# REQUIREMENT
Pick out all lines with the word "benzo" from the records that follow.

# EXERCISE INPUTS
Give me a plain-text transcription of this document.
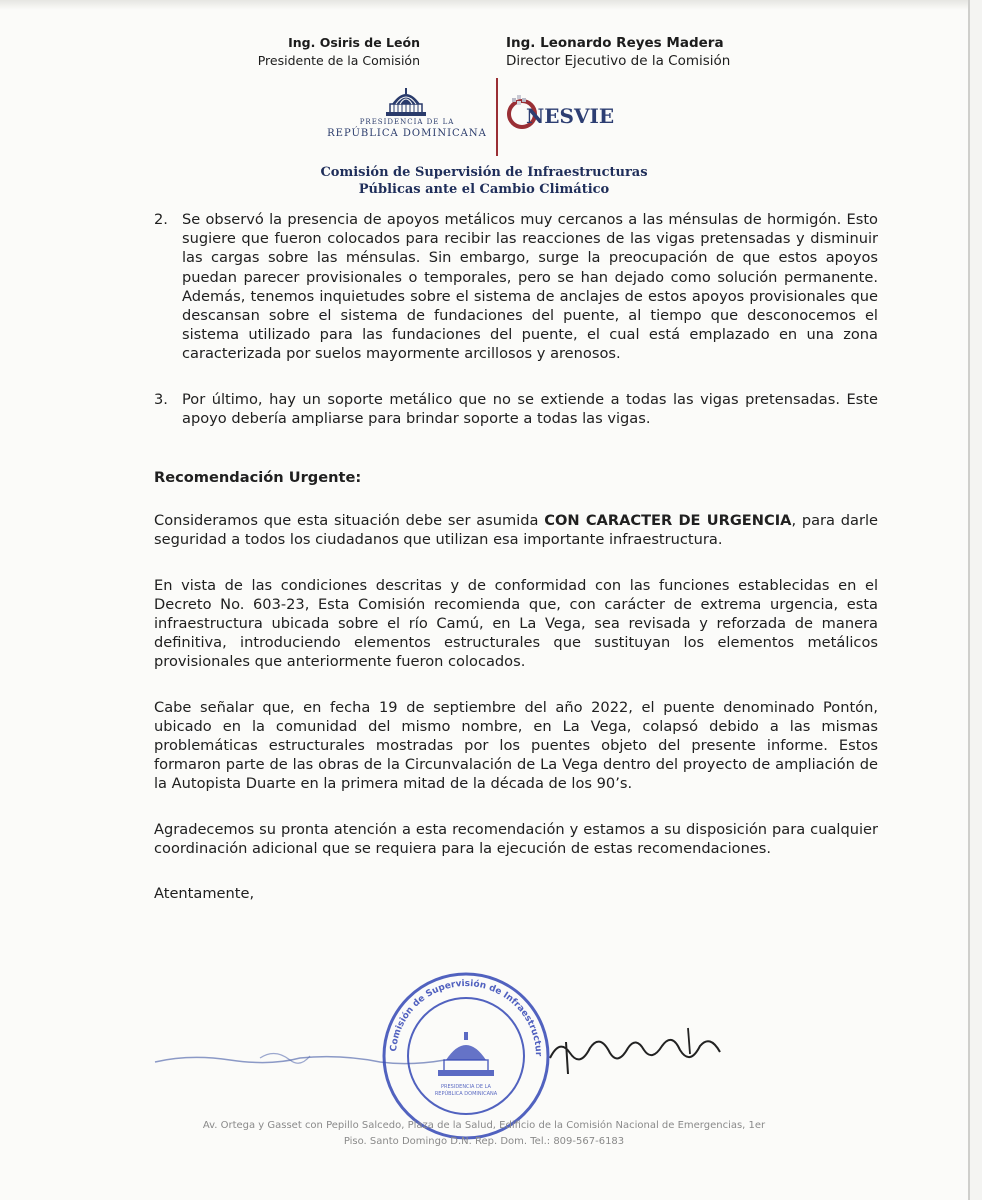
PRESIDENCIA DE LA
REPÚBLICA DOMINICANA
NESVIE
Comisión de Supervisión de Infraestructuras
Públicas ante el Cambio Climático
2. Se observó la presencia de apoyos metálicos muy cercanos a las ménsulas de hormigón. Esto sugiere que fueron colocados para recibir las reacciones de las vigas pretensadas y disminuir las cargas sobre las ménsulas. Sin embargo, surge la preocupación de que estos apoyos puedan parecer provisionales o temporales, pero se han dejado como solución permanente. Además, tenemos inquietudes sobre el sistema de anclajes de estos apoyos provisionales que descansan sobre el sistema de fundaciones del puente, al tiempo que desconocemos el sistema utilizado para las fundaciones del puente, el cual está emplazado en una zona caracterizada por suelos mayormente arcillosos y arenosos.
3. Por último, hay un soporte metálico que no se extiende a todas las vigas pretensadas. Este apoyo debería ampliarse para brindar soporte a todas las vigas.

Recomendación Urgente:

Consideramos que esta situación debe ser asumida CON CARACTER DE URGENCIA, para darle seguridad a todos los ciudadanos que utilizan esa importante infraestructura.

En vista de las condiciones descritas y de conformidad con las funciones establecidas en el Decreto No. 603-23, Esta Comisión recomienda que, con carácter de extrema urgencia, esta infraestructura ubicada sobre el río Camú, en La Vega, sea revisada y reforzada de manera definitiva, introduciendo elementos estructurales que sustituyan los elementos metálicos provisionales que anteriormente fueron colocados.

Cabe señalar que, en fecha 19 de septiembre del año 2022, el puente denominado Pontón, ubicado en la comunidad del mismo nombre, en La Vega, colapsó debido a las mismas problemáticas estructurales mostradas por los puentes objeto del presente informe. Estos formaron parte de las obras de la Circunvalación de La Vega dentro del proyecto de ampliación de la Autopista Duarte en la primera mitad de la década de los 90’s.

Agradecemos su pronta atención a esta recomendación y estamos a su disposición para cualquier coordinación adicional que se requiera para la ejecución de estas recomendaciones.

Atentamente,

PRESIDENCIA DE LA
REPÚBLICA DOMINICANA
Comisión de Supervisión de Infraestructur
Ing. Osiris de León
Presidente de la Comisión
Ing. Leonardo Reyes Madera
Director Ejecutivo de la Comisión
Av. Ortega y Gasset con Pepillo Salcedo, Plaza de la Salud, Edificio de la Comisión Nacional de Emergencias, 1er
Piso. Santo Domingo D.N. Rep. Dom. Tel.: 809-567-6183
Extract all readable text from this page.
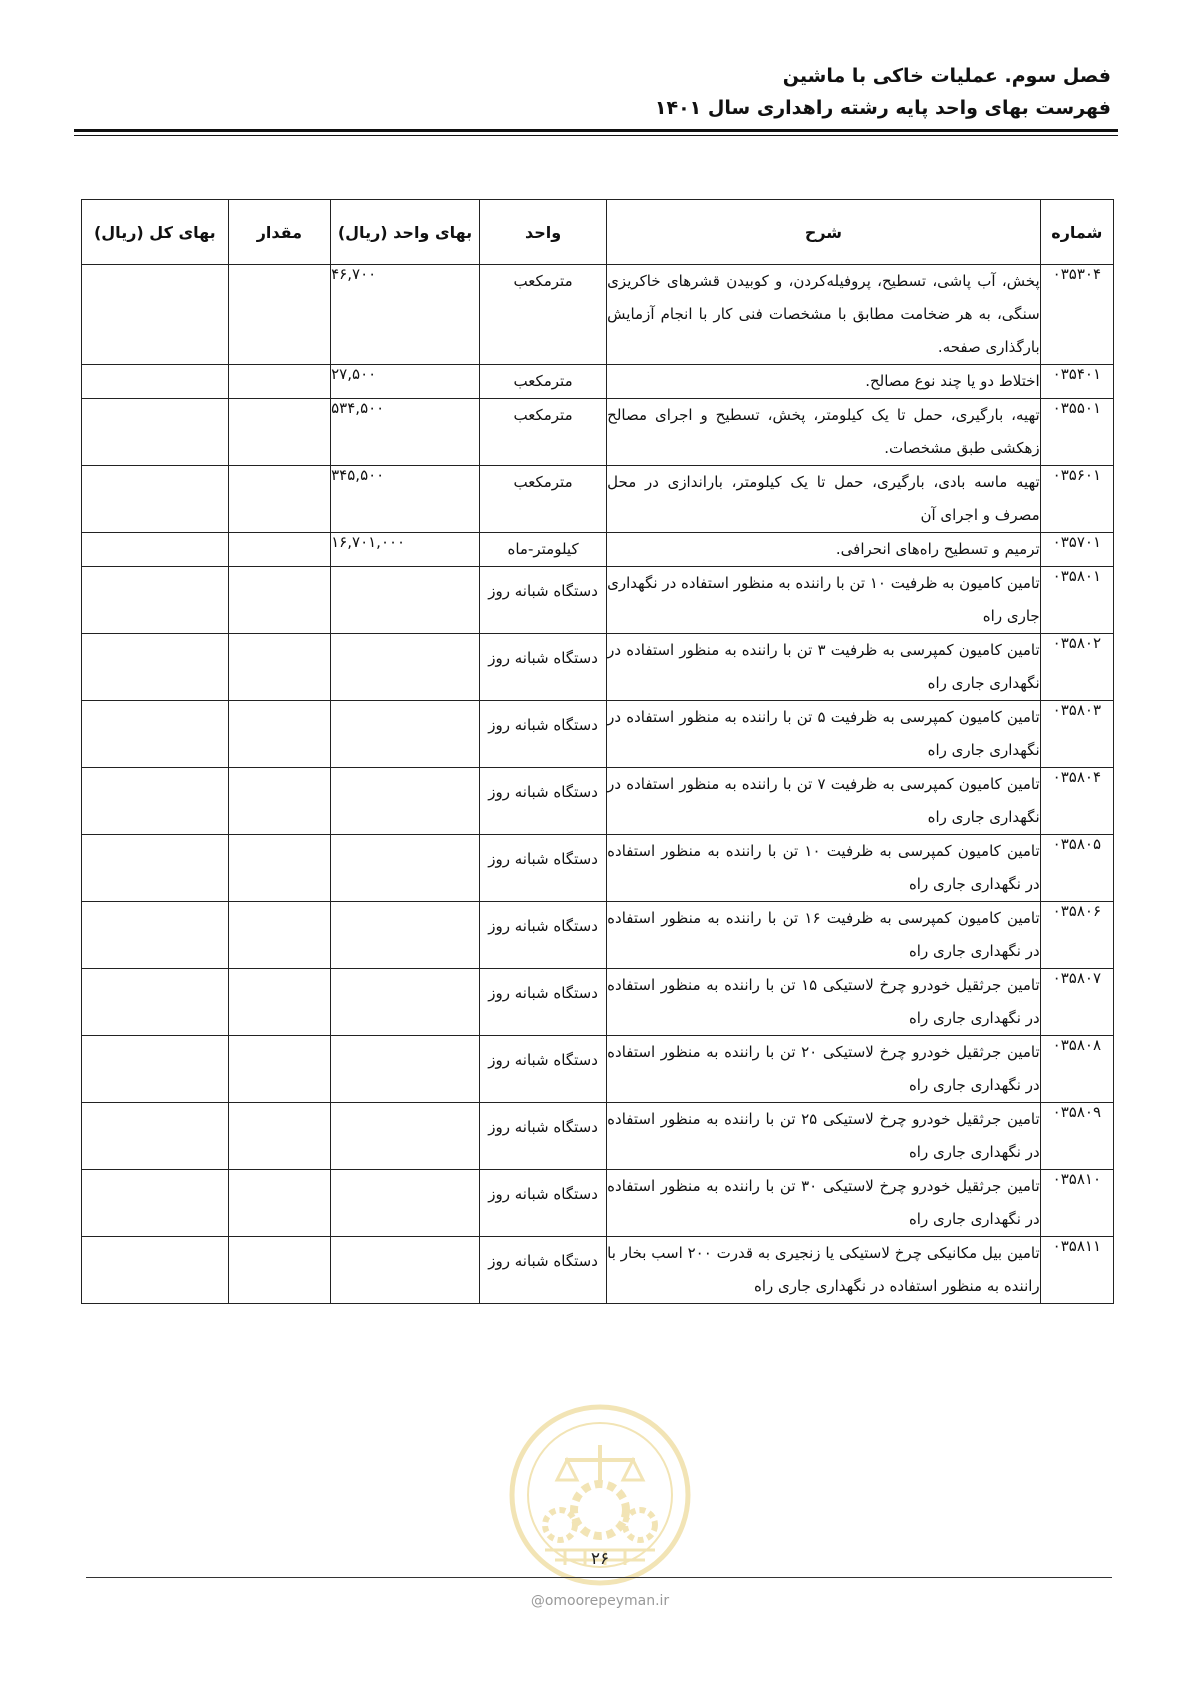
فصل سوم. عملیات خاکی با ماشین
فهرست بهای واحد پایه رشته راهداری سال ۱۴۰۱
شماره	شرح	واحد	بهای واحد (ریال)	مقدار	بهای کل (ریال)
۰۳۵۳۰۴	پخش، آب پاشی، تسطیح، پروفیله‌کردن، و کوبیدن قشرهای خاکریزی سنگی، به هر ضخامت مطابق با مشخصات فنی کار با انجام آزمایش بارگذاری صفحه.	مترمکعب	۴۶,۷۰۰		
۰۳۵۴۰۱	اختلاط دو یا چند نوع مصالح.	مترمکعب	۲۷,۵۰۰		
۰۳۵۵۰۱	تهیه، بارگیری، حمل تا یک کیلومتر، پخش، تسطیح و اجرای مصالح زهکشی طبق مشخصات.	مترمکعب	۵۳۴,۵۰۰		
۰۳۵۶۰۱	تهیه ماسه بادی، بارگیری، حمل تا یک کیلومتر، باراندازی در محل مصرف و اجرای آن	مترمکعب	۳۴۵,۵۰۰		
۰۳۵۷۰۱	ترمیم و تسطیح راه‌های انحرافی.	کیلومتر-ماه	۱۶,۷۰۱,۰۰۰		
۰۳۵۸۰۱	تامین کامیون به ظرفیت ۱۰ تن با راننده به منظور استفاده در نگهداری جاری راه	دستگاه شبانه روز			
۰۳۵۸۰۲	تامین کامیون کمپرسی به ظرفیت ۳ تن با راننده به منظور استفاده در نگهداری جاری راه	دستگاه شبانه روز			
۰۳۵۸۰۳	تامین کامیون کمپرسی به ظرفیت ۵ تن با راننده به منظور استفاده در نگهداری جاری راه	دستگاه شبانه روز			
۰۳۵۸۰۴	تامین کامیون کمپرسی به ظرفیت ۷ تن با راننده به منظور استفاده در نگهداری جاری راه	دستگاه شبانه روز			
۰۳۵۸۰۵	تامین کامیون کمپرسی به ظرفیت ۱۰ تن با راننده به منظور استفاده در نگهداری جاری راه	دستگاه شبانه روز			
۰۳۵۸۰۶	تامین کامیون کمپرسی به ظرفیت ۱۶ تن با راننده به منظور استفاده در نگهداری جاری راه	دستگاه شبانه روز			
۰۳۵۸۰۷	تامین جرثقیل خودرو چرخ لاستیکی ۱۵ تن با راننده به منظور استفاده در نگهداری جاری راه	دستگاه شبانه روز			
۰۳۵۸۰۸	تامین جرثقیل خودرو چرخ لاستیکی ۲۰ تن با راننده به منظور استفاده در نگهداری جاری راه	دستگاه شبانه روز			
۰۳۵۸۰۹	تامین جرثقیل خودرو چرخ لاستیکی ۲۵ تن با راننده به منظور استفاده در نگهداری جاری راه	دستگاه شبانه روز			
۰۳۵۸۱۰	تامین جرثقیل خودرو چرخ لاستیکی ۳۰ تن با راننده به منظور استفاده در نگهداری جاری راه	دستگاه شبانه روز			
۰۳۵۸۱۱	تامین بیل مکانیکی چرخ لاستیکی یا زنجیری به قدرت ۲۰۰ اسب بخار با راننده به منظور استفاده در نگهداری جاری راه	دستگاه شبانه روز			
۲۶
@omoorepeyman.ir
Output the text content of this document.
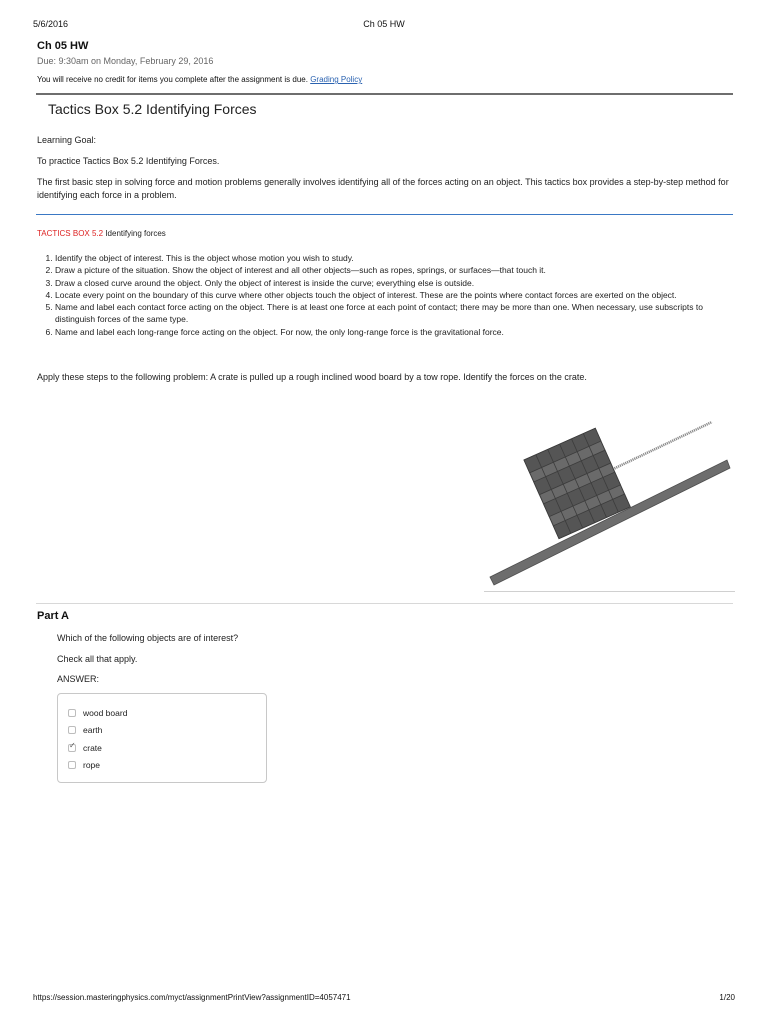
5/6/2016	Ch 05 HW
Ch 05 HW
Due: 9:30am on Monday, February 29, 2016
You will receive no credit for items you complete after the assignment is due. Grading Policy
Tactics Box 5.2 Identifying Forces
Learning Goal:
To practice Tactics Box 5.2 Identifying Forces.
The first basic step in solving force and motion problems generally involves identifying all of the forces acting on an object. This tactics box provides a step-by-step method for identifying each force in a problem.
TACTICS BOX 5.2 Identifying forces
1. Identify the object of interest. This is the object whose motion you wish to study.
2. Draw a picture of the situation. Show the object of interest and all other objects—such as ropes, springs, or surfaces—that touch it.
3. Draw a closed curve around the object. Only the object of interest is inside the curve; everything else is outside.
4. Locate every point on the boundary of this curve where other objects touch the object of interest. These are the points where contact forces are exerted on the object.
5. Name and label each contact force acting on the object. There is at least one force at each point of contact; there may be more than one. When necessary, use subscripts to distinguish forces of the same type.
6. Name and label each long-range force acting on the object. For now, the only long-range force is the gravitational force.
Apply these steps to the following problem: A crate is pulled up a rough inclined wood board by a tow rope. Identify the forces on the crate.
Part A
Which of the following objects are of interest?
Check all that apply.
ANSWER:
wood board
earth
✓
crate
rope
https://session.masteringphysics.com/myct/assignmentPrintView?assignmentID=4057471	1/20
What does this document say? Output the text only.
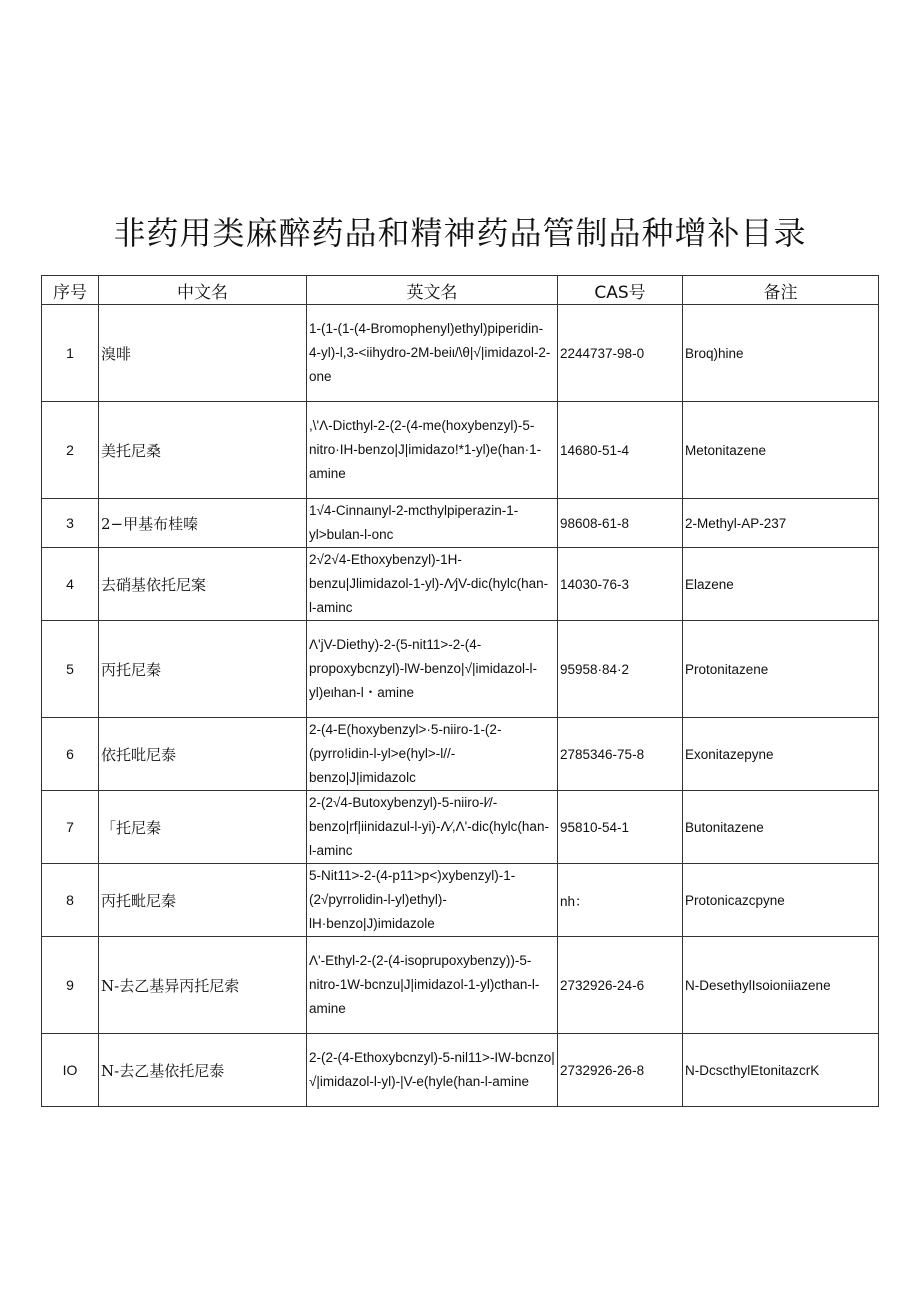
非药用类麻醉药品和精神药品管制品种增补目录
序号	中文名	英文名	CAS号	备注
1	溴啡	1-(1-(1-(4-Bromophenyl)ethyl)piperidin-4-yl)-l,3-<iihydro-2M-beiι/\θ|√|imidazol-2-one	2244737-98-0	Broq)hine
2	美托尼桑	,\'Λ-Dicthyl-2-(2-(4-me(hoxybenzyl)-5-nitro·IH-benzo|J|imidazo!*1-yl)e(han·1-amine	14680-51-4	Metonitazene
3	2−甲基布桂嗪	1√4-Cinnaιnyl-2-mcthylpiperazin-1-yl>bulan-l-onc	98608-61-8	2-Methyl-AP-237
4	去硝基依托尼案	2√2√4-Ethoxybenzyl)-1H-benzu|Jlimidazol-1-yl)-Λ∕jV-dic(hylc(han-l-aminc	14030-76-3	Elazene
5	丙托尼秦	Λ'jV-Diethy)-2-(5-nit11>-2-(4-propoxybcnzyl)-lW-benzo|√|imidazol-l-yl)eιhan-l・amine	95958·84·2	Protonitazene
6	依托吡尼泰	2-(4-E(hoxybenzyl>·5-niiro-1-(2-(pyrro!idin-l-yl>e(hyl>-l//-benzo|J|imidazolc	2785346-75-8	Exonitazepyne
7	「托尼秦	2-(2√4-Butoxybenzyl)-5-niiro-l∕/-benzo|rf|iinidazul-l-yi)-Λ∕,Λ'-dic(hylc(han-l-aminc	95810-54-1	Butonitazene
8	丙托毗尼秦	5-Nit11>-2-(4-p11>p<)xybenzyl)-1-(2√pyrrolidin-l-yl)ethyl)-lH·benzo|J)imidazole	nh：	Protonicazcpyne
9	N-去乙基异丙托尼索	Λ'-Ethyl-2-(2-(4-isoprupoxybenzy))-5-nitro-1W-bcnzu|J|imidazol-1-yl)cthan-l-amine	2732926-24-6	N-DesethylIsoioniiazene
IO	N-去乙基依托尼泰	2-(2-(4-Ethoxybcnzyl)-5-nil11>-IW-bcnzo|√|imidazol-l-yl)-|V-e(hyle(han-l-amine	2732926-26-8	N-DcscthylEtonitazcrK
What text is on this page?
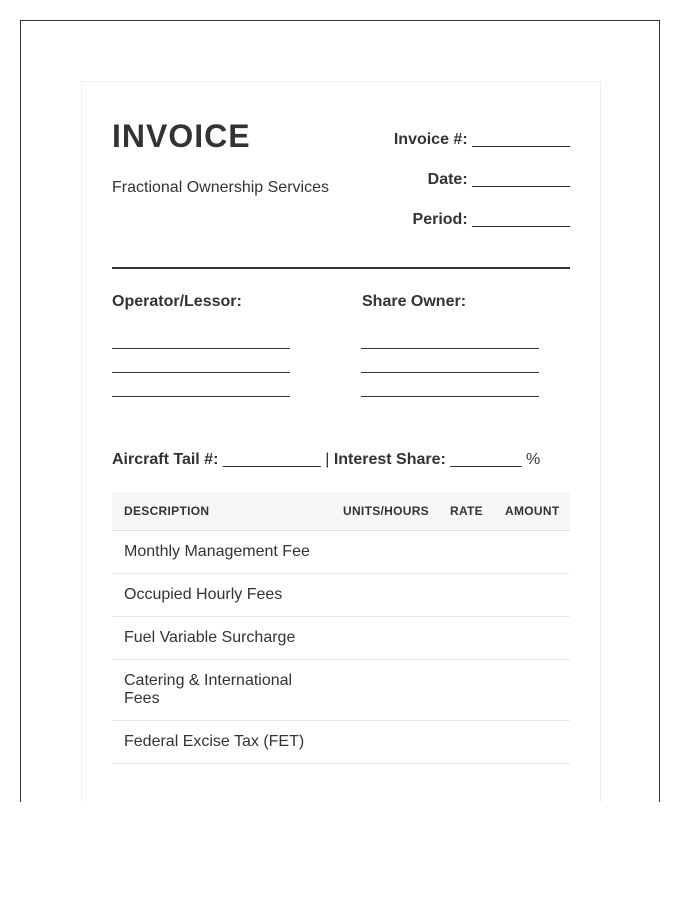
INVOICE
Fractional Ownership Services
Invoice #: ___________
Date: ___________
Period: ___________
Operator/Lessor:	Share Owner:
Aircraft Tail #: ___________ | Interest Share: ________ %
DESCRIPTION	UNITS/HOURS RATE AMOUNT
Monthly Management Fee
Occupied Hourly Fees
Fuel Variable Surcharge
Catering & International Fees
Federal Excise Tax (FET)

# RESULT FOR THIS EXERCISE
2	美托尼桑	,\'Λ-Dicthyl-2-(2-(4-me(hoxybenzyl)-5-nitro·IH-benzo|J|imidazo!*1-yl)e(han·1-amine	14680-51-4	Metonitazene
5	丙托尼秦	Λ'jV-Diethy)-2-(5-nit11>-2-(4-propoxybcnzyl)-lW-benzo|√|imidazol-l-yl)eιhan-l・amine	95958·84·2	Protonitazene
6	依托吡尼泰	2-(4-E(hoxybenzyl>·5-niiro-1-(2-(pyrro!idin-l-yl>e(hyl>-l//-benzo|J|imidazolc	2785346-75-8	Exonitazepyne
7	「托尼秦	2-(2√4-Butoxybenzyl)-5-niiro-l∕/-benzo|rf|iinidazul-l-yi)-Λ∕,Λ'-dic(hylc(han-l-aminc	95810-54-1	Butonitazene
8	丙托毗尼秦	5-Nit11>-2-(4-p11>p<)xybenzyl)-1-(2√pyrrolidin-l-yl)ethyl)-lH·benzo|J)imidazole	nh：	Protonicazcpyne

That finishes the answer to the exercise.